### Goal
Look through the material below and count the lines with the string "změnami". Report only the count.

### Data records

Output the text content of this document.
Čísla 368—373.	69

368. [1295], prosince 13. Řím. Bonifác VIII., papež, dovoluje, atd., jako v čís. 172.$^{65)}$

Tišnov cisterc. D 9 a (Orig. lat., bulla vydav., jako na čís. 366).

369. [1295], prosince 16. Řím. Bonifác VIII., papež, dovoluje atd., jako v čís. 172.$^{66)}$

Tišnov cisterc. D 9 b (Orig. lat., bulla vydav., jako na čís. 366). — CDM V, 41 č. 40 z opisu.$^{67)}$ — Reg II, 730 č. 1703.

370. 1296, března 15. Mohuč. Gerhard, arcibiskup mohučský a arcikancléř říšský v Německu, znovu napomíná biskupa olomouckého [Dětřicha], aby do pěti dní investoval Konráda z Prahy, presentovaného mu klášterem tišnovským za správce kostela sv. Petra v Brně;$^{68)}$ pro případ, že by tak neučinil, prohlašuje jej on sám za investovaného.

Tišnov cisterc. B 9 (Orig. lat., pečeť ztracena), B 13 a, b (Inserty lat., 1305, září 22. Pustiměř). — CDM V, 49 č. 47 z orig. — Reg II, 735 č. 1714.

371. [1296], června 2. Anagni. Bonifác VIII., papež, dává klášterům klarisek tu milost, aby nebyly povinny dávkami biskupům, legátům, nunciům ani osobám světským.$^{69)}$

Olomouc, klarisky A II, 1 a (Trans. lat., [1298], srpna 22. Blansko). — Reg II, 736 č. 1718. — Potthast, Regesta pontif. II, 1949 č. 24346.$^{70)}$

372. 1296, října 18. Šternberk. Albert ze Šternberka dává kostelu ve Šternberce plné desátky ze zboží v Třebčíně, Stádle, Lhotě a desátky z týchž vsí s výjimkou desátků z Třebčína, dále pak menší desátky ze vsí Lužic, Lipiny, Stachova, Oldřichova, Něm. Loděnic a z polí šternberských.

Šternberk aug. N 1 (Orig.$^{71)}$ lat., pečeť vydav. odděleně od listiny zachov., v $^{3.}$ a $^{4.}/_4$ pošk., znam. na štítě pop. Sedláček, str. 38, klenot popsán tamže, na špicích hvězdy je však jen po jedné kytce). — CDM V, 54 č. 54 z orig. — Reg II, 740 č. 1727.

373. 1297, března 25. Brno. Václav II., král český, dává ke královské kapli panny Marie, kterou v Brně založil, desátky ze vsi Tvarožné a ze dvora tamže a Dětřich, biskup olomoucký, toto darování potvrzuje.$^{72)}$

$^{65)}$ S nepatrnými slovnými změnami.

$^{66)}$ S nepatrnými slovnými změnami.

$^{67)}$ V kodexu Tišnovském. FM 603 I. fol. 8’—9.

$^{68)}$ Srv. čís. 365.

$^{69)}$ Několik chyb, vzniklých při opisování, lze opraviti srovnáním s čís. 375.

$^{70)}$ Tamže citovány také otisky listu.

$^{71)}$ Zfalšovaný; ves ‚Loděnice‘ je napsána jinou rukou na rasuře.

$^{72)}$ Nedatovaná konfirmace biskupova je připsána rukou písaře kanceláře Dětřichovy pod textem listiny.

### Problem solution
2